Task brief
Collect all the lines that mention the word "患者姓名".

Data supplied

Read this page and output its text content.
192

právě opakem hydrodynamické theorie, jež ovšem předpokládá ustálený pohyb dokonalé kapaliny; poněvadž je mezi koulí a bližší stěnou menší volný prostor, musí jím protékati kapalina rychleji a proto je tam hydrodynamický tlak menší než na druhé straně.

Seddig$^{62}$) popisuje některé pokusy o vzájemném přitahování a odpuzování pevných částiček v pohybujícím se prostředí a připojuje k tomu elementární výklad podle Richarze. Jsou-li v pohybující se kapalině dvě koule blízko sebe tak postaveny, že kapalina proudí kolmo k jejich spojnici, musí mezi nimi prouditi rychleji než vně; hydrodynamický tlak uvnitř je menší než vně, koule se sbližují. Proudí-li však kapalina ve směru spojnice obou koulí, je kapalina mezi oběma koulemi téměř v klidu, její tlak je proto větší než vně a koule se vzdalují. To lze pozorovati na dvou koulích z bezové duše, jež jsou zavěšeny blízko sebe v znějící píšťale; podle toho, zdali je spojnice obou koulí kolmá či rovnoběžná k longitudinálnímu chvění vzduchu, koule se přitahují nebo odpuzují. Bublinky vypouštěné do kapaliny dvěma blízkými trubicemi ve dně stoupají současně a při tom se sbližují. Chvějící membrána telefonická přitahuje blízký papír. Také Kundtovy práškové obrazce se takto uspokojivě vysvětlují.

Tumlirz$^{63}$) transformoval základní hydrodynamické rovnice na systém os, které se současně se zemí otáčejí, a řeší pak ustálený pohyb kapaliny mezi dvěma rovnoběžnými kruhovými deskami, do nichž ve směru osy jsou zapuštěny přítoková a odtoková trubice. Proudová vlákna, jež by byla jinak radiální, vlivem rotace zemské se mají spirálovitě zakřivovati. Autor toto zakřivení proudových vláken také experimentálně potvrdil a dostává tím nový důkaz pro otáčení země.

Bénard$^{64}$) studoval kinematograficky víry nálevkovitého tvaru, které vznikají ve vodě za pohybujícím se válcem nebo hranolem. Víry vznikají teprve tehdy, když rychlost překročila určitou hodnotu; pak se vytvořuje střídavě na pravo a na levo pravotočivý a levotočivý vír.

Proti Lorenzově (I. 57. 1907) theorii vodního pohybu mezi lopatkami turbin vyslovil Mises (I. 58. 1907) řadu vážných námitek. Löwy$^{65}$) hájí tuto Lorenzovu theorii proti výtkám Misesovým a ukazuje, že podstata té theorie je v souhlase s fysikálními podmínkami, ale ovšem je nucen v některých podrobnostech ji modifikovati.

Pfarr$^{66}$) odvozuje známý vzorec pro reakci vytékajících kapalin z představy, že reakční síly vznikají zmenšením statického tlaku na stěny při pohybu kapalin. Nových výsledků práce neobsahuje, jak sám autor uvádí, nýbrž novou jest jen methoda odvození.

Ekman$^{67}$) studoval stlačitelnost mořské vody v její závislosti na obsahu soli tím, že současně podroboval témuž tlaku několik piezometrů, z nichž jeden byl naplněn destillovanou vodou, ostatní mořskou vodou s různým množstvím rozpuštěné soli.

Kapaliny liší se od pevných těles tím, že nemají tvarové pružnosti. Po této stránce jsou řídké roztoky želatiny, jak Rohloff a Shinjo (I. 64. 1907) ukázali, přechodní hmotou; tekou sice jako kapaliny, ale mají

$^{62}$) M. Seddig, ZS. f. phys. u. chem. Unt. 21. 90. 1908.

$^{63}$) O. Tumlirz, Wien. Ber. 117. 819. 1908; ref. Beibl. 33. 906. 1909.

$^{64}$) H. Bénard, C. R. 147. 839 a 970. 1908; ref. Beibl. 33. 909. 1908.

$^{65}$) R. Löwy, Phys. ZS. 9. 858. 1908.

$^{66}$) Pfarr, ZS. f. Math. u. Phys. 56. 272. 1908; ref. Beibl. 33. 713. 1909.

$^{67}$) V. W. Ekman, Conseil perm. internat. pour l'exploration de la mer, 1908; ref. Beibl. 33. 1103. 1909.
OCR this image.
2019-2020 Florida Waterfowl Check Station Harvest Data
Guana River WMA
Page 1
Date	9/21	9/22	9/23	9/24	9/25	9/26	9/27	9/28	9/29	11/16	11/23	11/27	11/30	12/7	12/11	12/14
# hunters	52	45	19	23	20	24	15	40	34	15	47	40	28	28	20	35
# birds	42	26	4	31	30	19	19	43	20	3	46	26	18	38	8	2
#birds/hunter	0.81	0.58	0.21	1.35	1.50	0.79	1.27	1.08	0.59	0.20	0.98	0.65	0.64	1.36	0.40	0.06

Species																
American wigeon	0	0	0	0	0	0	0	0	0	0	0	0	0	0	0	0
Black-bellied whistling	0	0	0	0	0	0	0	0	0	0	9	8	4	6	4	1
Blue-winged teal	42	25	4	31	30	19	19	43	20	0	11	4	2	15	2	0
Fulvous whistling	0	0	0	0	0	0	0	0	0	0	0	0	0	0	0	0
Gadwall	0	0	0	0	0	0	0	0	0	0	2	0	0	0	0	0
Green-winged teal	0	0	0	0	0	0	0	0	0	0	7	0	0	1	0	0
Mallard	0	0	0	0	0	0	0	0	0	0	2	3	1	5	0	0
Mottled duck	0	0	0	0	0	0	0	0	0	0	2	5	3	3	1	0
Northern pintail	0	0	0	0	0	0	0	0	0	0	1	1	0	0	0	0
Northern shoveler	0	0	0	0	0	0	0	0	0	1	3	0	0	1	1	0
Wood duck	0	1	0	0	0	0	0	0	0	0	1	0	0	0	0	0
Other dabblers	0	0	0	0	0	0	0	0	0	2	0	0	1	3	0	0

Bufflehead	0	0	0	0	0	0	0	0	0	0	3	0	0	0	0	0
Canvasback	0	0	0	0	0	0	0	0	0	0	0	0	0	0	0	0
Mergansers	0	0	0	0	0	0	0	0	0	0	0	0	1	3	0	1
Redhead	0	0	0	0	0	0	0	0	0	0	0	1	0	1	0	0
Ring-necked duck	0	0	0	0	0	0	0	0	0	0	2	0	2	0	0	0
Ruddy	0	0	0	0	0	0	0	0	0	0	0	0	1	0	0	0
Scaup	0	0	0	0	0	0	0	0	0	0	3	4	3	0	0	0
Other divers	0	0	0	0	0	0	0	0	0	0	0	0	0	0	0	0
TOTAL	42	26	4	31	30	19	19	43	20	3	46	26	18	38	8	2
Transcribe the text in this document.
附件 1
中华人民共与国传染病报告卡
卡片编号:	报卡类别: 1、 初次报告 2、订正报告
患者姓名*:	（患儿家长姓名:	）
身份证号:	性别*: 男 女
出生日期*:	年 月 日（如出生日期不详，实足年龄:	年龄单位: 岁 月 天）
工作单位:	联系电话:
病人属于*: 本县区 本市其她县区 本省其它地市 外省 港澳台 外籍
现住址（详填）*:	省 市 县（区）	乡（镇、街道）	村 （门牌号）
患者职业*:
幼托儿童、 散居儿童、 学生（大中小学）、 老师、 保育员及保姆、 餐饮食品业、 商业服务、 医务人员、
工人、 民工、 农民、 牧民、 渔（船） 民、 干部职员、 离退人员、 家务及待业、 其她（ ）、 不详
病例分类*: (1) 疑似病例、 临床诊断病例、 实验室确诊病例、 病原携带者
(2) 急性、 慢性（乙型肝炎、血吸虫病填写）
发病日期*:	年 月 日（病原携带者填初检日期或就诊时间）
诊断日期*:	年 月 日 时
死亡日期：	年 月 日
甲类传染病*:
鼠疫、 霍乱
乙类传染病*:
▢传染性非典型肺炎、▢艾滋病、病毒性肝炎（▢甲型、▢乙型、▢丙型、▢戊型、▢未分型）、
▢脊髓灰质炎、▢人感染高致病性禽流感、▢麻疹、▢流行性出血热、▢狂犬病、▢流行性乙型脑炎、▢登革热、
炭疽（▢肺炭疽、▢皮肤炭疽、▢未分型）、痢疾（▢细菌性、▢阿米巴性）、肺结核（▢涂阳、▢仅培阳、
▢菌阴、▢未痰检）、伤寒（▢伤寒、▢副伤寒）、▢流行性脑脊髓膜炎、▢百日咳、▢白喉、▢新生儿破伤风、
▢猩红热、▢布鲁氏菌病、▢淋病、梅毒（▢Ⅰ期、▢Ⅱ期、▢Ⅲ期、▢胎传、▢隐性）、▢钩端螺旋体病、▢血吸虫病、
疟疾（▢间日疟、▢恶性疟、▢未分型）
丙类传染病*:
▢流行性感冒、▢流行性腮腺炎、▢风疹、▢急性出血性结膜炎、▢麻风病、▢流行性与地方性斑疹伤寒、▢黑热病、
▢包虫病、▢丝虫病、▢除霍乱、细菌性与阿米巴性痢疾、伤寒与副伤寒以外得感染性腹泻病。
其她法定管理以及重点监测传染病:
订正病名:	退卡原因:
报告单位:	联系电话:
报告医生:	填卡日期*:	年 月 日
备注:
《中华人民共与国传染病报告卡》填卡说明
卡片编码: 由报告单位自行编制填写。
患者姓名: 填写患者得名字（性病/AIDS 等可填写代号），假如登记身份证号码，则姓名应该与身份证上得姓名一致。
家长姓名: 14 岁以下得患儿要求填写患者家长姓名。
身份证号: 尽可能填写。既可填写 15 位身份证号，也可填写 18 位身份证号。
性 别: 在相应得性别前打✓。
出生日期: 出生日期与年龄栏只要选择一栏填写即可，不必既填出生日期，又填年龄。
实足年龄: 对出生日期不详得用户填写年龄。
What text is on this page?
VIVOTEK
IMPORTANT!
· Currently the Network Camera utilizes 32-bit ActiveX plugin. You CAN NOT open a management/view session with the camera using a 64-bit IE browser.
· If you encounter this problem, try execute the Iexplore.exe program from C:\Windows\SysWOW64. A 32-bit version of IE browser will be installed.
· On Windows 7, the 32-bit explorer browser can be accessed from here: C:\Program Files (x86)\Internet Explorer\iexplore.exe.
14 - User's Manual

Answer for the task
患者姓名*:	（患儿家长姓名:	）
患者姓名: 填写患者得名字（性病/AIDS 等可填写代号），假如登记身份证号码，则姓名应该与身份证上得姓名一致。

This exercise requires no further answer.